Written instruction —
Go through the material and pull out every line with the string "Cost" in it.

— Start Records for processing —

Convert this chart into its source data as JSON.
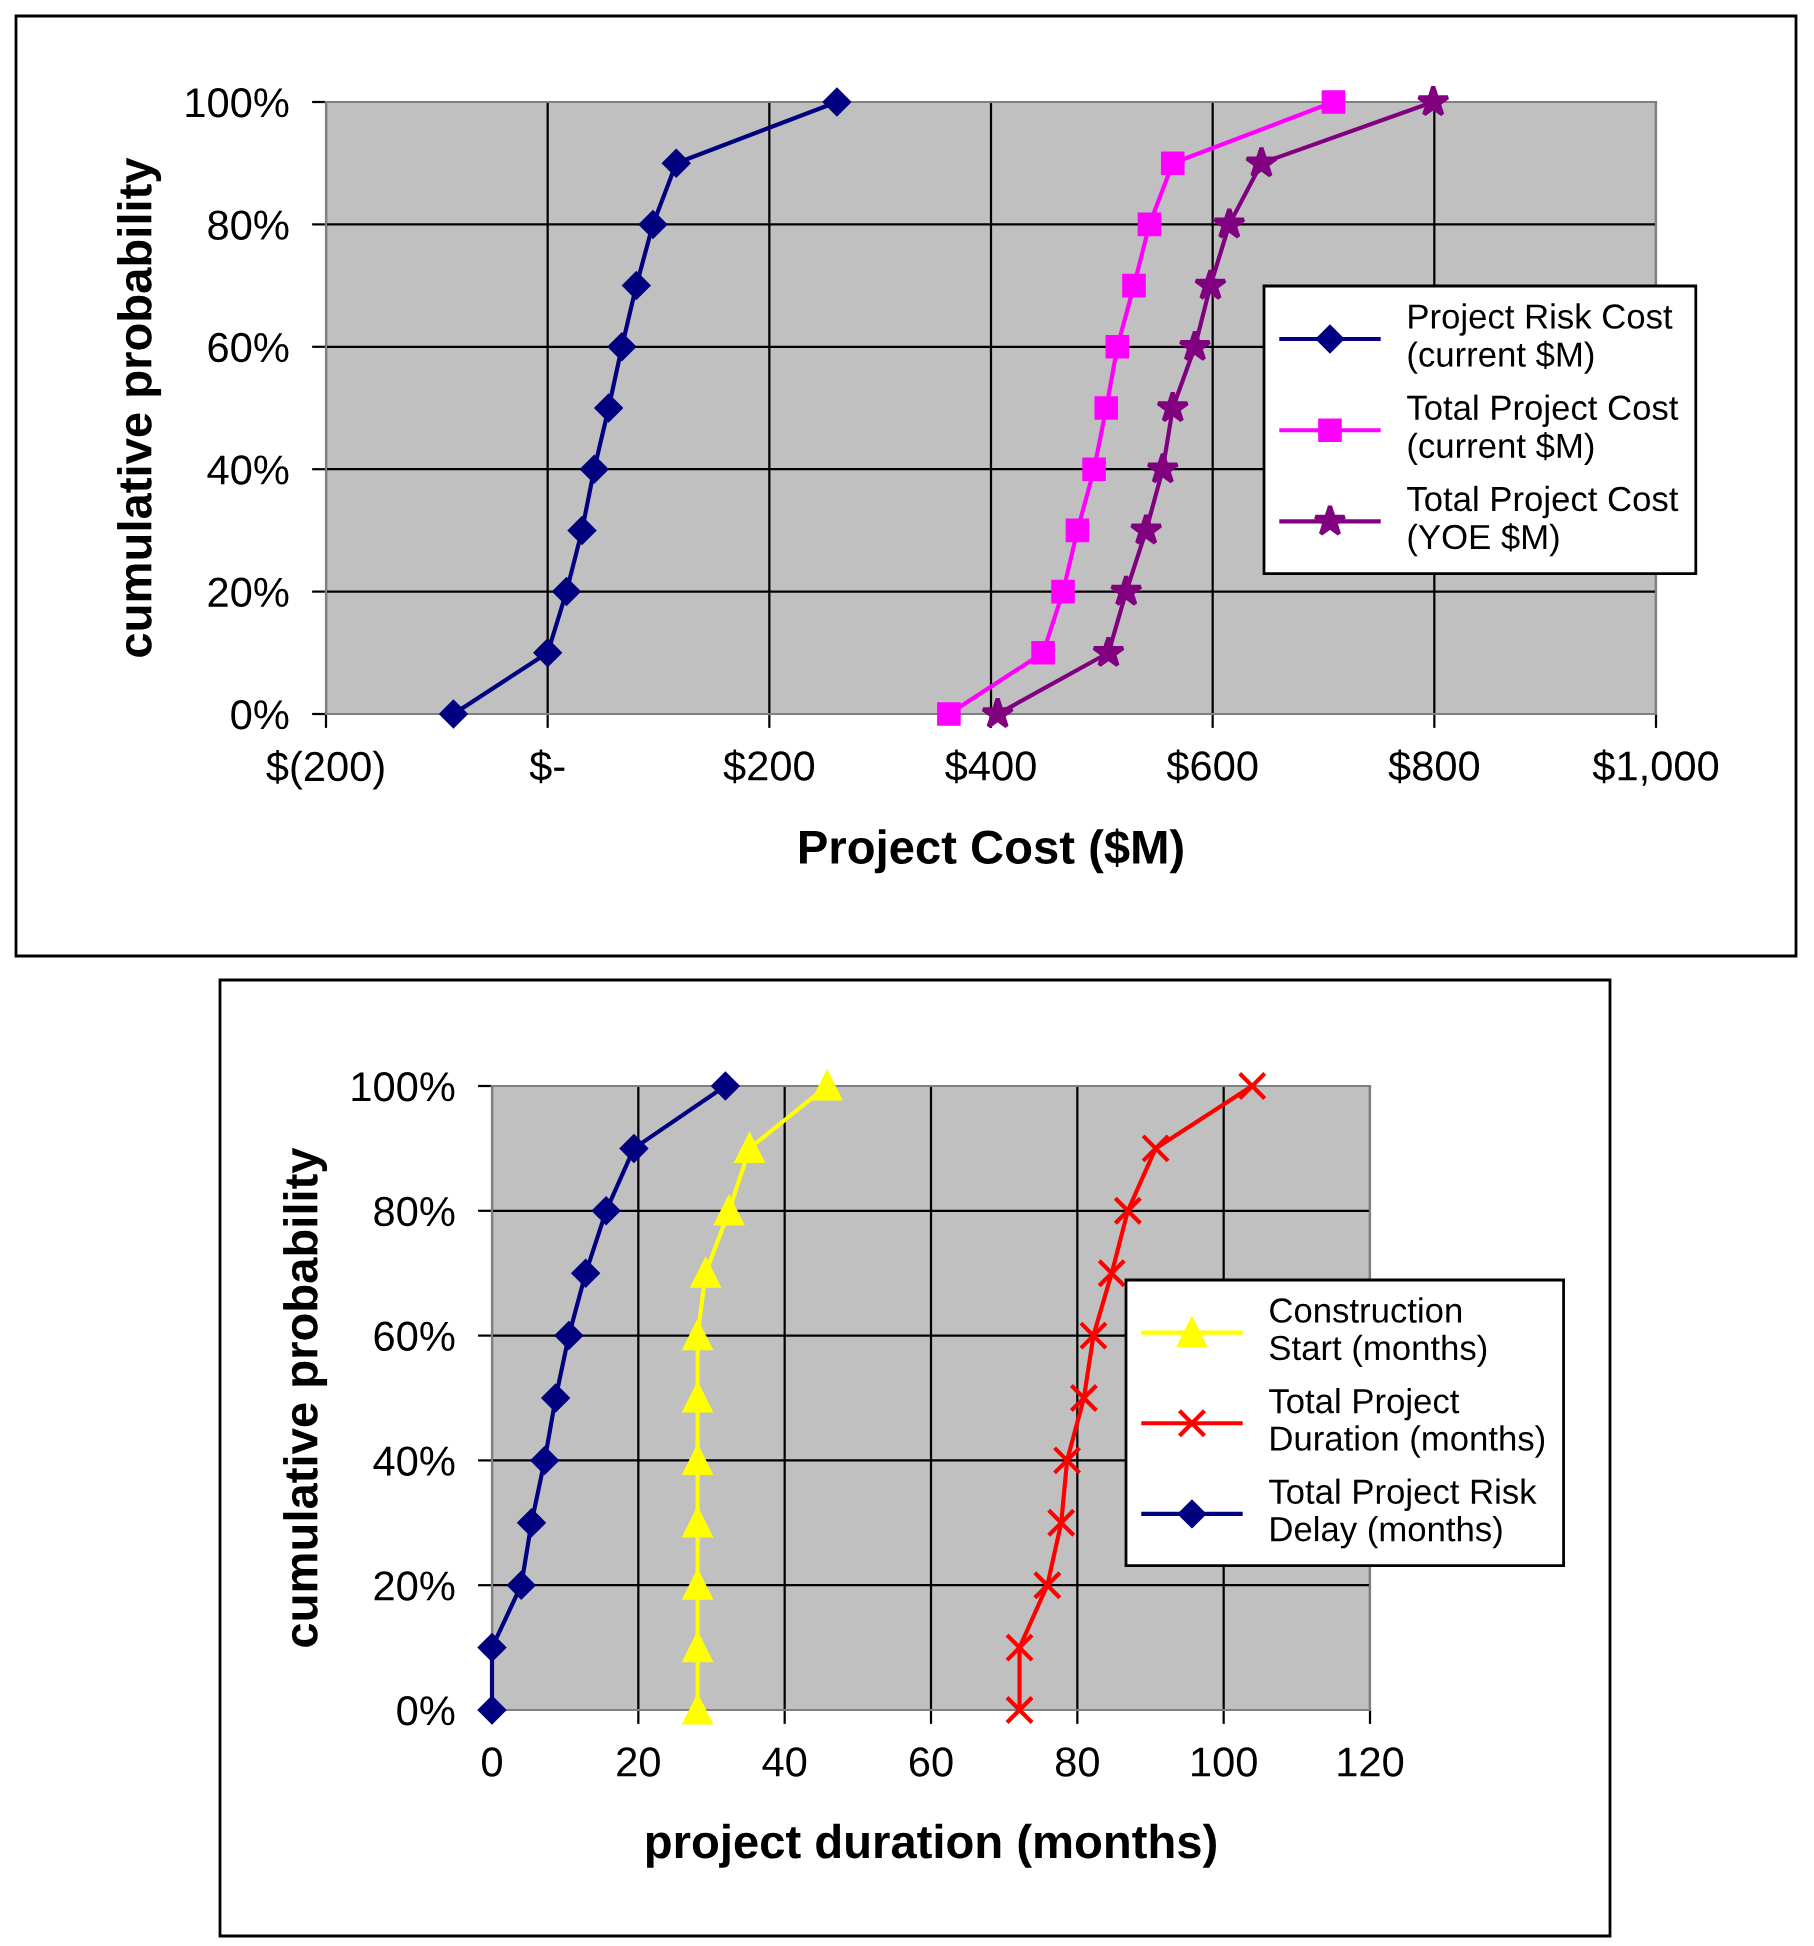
{
  "chart_data": [
    {
      "type": "line",
      "xlabel": "Project Cost ($M)",
      "ylabel": "cumulative probability",
      "series": [
        {
          "name": "Project Risk Cost\n(current $M)",
          "color": "#000080",
          "marker": "diamond",
          "x": [
            -85,
            0,
            17,
            31,
            42,
            55,
            67,
            80,
            95,
            116,
            261
          ],
          "values": [
            0,
            10,
            20,
            30,
            40,
            50,
            60,
            70,
            80,
            90,
            100
          ]
        },
        {
          "name": "Total Project Cost\n(current $M)",
          "color": "#ff00ff",
          "marker": "square",
          "x": [
            362,
            447,
            465,
            478,
            493,
            504,
            514,
            529,
            543,
            564,
            709
          ],
          "values": [
            0,
            10,
            20,
            30,
            40,
            50,
            60,
            70,
            80,
            90,
            100
          ]
        },
        {
          "name": "Total Project Cost\n(YOE $M)",
          "color": "#800080",
          "marker": "star",
          "x": [
            406,
            506,
            522,
            540,
            555,
            564,
            584,
            598,
            615,
            644,
            799
          ],
          "values": [
            0,
            10,
            20,
            30,
            40,
            50,
            60,
            70,
            80,
            90,
            100
          ]
        }
      ],
      "xlim": [
        -200,
        1000
      ],
      "xticks": [
        {
          "value": -200,
          "label": "$(200)"
        },
        {
          "value": 0,
          "label": "$-"
        },
        {
          "value": 200,
          "label": "$200"
        },
        {
          "value": 400,
          "label": "$400"
        },
        {
          "value": 600,
          "label": "$600"
        },
        {
          "value": 800,
          "label": "$800"
        },
        {
          "value": 1000,
          "label": "$1,000"
        }
      ],
      "ylim": [
        0,
        100
      ],
      "yticks": [
        {
          "value": 0,
          "label": "0%"
        },
        {
          "value": 20,
          "label": "20%"
        },
        {
          "value": 40,
          "label": "40%"
        },
        {
          "value": 60,
          "label": "60%"
        },
        {
          "value": 80,
          "label": "80%"
        },
        {
          "value": 100,
          "label": "100%"
        }
      ],
      "grid": true,
      "legend": "right"
    },
    {
      "type": "line",
      "xlabel": "project duration (months)",
      "ylabel": "cumulative probability",
      "series": [
        {
          "name": "Construction\nStart (months)",
          "color": "#ffff00",
          "marker": "triangle",
          "x": [
            28.1,
            28.1,
            28.1,
            28.1,
            28.1,
            28.1,
            28.1,
            29.2,
            32.4,
            35.2,
            45.8
          ],
          "values": [
            0,
            10,
            20,
            30,
            40,
            50,
            60,
            70,
            80,
            90,
            100
          ]
        },
        {
          "name": "Total Project\nDuration (months)",
          "color": "#ff0000",
          "marker": "cross",
          "x": [
            72.1,
            72.1,
            75.9,
            77.8,
            78.6,
            80.9,
            82.2,
            84.7,
            86.9,
            90.7,
            103.9
          ],
          "values": [
            0,
            10,
            20,
            30,
            40,
            50,
            60,
            70,
            80,
            90,
            100
          ]
        },
        {
          "name": "Total Project Risk\nDelay (months)",
          "color": "#000080",
          "marker": "diamond",
          "x": [
            0,
            0,
            4,
            5.4,
            7.2,
            8.7,
            10.5,
            12.8,
            15.6,
            19.4,
            31.9
          ],
          "values": [
            0,
            10,
            20,
            30,
            40,
            50,
            60,
            70,
            80,
            90,
            100
          ]
        }
      ],
      "xlim": [
        0,
        120
      ],
      "xticks": [
        0,
        20,
        40,
        60,
        80,
        100,
        120
      ],
      "ylim": [
        0,
        100
      ],
      "yticks": [
        {
          "value": 0,
          "label": "0%"
        },
        {
          "value": 20,
          "label": "20%"
        },
        {
          "value": 40,
          "label": "40%"
        },
        {
          "value": 60,
          "label": "60%"
        },
        {
          "value": 80,
          "label": "80%"
        },
        {
          "value": 100,
          "label": "100%"
        }
      ],
      "grid": true,
      "legend": "right"
    }
  ]
}
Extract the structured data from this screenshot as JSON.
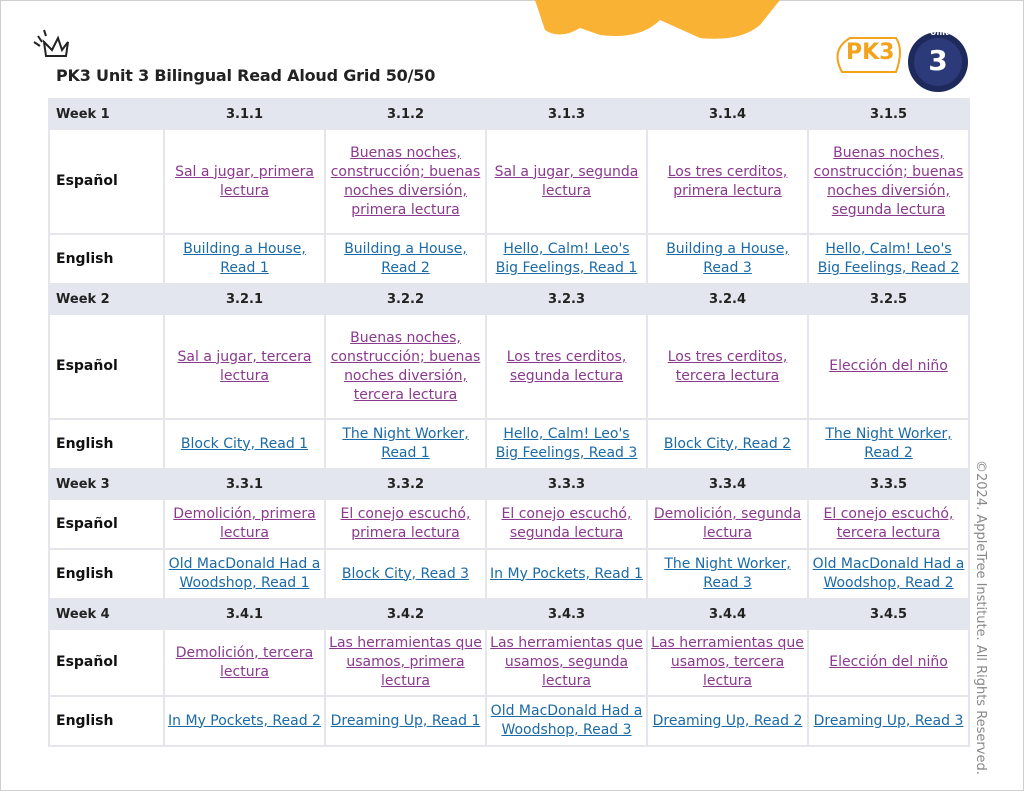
{
  "header": {
    "title": "PK3 Unit 3 Bilingual Read Aloud Grid 50/50",
    "logo_text": "PK3",
    "badge_label": "Unit",
    "badge_number": "3"
  },
  "weeks": [
    {
      "label": "Week 1",
      "codes": [
        "3.1.1",
        "3.1.2",
        "3.1.3",
        "3.1.4",
        "3.1.5"
      ],
      "spanish_label": "Español",
      "spanish": [
        "Sal a jugar, primera lectura",
        "Buenas noches, construcción; buenas noches diversión, primera lectura",
        "Sal a jugar, segunda lectura",
        "Los tres cerditos, primera lectura",
        "Buenas noches, construcción; buenas noches diversión, segunda lectura"
      ],
      "english_label": "English",
      "english": [
        "Building a House, Read 1",
        "Building a House, Read 2",
        "Hello, Calm! Leo's Big Feelings, Read 1",
        "Building a House, Read 3",
        "Hello, Calm! Leo's Big Feelings, Read 2"
      ]
    },
    {
      "label": "Week 2",
      "codes": [
        "3.2.1",
        "3.2.2",
        "3.2.3",
        "3.2.4",
        "3.2.5"
      ],
      "spanish_label": "Español",
      "spanish": [
        "Sal a jugar, tercera lectura",
        "Buenas noches, construcción; buenas noches diversión, tercera lectura",
        "Los tres cerditos, segunda lectura",
        "Los tres cerditos, tercera lectura",
        "Elección del niño"
      ],
      "english_label": "English",
      "english": [
        "Block City, Read 1",
        "The Night Worker, Read 1",
        "Hello, Calm! Leo's Big Feelings, Read 3",
        "Block City, Read 2",
        "The Night Worker, Read 2"
      ]
    },
    {
      "label": "Week 3",
      "codes": [
        "3.3.1",
        "3.3.2",
        "3.3.3",
        "3.3.4",
        "3.3.5"
      ],
      "spanish_label": "Español",
      "spanish": [
        "Demolición, primera lectura",
        "El conejo escuchó, primera lectura",
        "El conejo escuchó, segunda lectura",
        "Demolición, segunda lectura",
        "El conejo escuchó, tercera lectura"
      ],
      "english_label": "English",
      "english": [
        "Old MacDonald Had a Woodshop, Read 1",
        "Block City, Read 3",
        "In My Pockets, Read 1",
        "The Night Worker, Read 3",
        "Old MacDonald Had a Woodshop, Read 2"
      ]
    },
    {
      "label": "Week 4",
      "codes": [
        "3.4.1",
        "3.4.2",
        "3.4.3",
        "3.4.4",
        "3.4.5"
      ],
      "spanish_label": "Español",
      "spanish": [
        "Demolición, tercera lectura",
        "Las herramientas que usamos, primera lectura",
        "Las herramientas que usamos, segunda lectura",
        "Las herramientas que usamos, tercera lectura",
        "Elección del niño"
      ],
      "english_label": "English",
      "english": [
        "In My Pockets, Read 2",
        "Dreaming Up, Read 1",
        "Old MacDonald Had a Woodshop, Read 3",
        "Dreaming Up, Read 2",
        "Dreaming Up, Read 3"
      ]
    }
  ],
  "footer": {
    "copyright": "©2024. AppleTree Institute. All Rights Reserved."
  }
}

— End Records for processing —

Worked solution —
      "xlabel": "Project Cost ($M)",
          "name": "Project Risk Cost\n(current $M)",
          "name": "Total Project Cost\n(current $M)",
          "name": "Total Project Cost\n(YOE $M)",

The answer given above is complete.